#### What the exercise asks
Restate the entries below verbatim.

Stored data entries

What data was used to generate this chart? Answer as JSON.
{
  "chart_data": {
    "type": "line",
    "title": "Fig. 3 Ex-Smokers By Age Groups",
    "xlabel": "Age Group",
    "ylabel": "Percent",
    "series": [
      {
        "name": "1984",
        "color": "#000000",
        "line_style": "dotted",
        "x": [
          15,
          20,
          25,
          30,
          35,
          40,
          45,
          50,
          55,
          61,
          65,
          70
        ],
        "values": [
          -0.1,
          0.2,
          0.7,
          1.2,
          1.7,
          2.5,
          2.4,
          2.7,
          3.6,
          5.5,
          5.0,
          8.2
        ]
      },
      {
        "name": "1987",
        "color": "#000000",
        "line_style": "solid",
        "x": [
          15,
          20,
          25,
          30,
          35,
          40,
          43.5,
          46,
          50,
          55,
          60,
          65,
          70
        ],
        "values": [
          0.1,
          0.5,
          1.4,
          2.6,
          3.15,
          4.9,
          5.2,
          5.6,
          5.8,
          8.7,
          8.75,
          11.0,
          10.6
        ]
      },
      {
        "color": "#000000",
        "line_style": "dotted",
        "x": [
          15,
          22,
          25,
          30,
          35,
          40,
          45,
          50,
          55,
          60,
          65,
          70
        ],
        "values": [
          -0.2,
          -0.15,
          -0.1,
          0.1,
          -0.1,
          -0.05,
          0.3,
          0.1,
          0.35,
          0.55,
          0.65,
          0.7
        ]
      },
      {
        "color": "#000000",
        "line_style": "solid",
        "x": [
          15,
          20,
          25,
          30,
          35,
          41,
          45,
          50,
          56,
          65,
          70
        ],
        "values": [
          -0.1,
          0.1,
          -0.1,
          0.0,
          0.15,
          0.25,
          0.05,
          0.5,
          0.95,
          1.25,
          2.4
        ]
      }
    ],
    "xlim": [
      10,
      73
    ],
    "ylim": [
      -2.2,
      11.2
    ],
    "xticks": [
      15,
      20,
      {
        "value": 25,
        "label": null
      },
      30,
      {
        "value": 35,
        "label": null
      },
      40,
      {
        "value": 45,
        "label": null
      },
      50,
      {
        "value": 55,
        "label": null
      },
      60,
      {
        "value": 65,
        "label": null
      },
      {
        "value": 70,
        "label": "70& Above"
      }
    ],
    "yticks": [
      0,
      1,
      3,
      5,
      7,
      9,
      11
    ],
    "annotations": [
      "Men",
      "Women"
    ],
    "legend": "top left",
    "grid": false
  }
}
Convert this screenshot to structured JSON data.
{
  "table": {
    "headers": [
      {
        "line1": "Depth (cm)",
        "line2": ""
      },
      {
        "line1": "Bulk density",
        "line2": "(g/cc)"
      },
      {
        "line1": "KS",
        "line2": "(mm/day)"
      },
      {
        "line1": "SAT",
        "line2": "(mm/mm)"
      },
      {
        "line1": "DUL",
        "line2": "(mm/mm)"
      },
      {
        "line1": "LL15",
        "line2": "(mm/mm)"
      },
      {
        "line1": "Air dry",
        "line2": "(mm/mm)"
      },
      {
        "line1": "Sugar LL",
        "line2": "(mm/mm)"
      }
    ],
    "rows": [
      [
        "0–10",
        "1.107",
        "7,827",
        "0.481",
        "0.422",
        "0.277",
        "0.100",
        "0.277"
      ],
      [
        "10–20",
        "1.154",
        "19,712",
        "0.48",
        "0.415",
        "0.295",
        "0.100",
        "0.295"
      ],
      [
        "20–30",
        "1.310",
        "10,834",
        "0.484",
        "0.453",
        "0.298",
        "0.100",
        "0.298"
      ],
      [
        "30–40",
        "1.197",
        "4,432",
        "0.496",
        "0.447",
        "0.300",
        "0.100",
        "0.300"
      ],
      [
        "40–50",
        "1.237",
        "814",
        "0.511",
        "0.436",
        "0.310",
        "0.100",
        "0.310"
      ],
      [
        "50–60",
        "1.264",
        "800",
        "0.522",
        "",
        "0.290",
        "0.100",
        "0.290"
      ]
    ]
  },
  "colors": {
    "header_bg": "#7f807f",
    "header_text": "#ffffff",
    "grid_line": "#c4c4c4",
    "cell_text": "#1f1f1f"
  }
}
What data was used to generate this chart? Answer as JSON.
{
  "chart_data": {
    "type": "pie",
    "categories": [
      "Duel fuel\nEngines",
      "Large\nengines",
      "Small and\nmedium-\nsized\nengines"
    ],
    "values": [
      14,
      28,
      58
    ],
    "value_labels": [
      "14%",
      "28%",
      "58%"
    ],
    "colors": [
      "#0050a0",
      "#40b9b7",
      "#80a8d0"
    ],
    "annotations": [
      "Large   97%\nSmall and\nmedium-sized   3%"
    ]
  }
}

#### Result
What data was used to generate this chart? Answer as JSON.
{
  "chart_data": {
    "type": "line",
    "title": "Fig. 3 Ex-Smokers By Age Groups",
    "xlabel": "Age Group",
    "ylabel": "Percent",
    "series": [
      {
        "name": "1984",
        "color": "#000000",
        "line_style": "dotted",
        "x": [
          15,
          20,
          25,
          30,
          35,
          40,
          45,
          50,
          55,
          61,
          65,
          70
        ],
        "values": [
          -0.1,
          0.2,
          0.7,
          1.2,
          1.7,
          2.5,
          2.4,
          2.7,
          3.6,
          5.5,
          5.0,
          8.2
        ]
      },
      {
        "name": "1987",
        "color": "#000000",
        "line_style": "solid",
        "x": [
          15,
          20,
          25,
          30,
          35,
          40,
          43.5,
          46,
          50,
          55,
          60,
          65,
          70
        ],
        "values": [
          0.1,
          0.5,
          1.4,
          2.6,
          3.15,
          4.9,
          5.2,
          5.6,
          5.8,
          8.7,
          8.75,
          11.0,
          10.6
        ]
      },
      {
        "color": "#000000",
        "line_style": "dotted",
        "x": [
          15,
          22,
          25,
          30,
          35,
          40,
          45,
          50,
          55,
          60,
          65,
          70
        ],
        "values": [
          -0.2,
          -0.15,
          -0.1,
          0.1,
          -0.1,
          -0.05,
          0.3,
          0.1,
          0.35,
          0.55,
          0.65,
          0.7
        ]
      },
      {
        "color": "#000000",
        "line_style": "solid",
        "x": [
          15,
          20,
          25,
          30,
          35,
          41,
          45,
          50,
          56,
          65,
          70
        ],
        "values": [
          -0.1,
          0.1,
          -0.1,
          0.0,
          0.15,
          0.25,
          0.05,
          0.5,
          0.95,
          1.25,
          2.4
        ]
      }
    ],
    "xlim": [
      10,
      73
    ],
    "ylim": [
      -2.2,
      11.2
    ],
    "xticks": [
      15,
      20,
      {
        "value": 25,
        "label": null
      },
      30,
      {
        "value": 35,
        "label": null
      },
      40,
      {
        "value": 45,
        "label": null
      },
      50,
      {
        "value": 55,
        "label": null
      },
      60,
      {
        "value": 65,
        "label": null
      },
      {
        "value": 70,
        "label": "70& Above"
      }
    ],
    "yticks": [
      0,
      1,
      3,
      5,
      7,
      9,
      11
    ],
    "annotations": [
      "Men",
      "Women"
    ],
    "legend": "top left",
    "grid": false
  }
}
Convert this screenshot to structured JSON data.
{
  "table": {
    "headers": [
      {
        "line1": "Depth (cm)",
        "line2": ""
      },
      {
        "line1": "Bulk density",
        "line2": "(g/cc)"
      },
      {
        "line1": "KS",
        "line2": "(mm/day)"
      },
      {
        "line1": "SAT",
        "line2": "(mm/mm)"
      },
      {
        "line1": "DUL",
        "line2": "(mm/mm)"
      },
      {
        "line1": "LL15",
        "line2": "(mm/mm)"
      },
      {
        "line1": "Air dry",
        "line2": "(mm/mm)"
      },
      {
        "line1": "Sugar LL",
        "line2": "(mm/mm)"
      }
    ],
    "rows": [
      [
        "0–10",
        "1.107",
        "7,827",
        "0.481",
        "0.422",
        "0.277",
        "0.100",
        "0.277"
      ],
      [
        "10–20",
        "1.154",
        "19,712",
        "0.48",
        "0.415",
        "0.295",
        "0.100",
        "0.295"
      ],
      [
        "20–30",
        "1.310",
        "10,834",
        "0.484",
        "0.453",
        "0.298",
        "0.100",
        "0.298"
      ],
      [
        "30–40",
        "1.197",
        "4,432",
        "0.496",
        "0.447",
        "0.300",
        "0.100",
        "0.300"
      ],
      [
        "40–50",
        "1.237",
        "814",
        "0.511",
        "0.436",
        "0.310",
        "0.100",
        "0.310"
      ],
      [
        "50–60",
        "1.264",
        "800",
        "0.522",
        "",
        "0.290",
        "0.100",
        "0.290"
      ]
    ]
  },
  "colors": {
    "header_bg": "#7f807f",
    "header_text": "#ffffff",
    "grid_line": "#c4c4c4",
    "cell_text": "#1f1f1f"
  }
}
What data was used to generate this chart? Answer as JSON.
{
  "chart_data": {
    "type": "pie",
    "categories": [
      "Duel fuel\nEngines",
      "Large\nengines",
      "Small and\nmedium-\nsized\nengines"
    ],
    "values": [
      14,
      28,
      58
    ],
    "value_labels": [
      "14%",
      "28%",
      "58%"
    ],
    "colors": [
      "#0050a0",
      "#40b9b7",
      "#80a8d0"
    ],
    "annotations": [
      "Large   97%\nSmall and\nmedium-sized   3%"
    ]
  }
}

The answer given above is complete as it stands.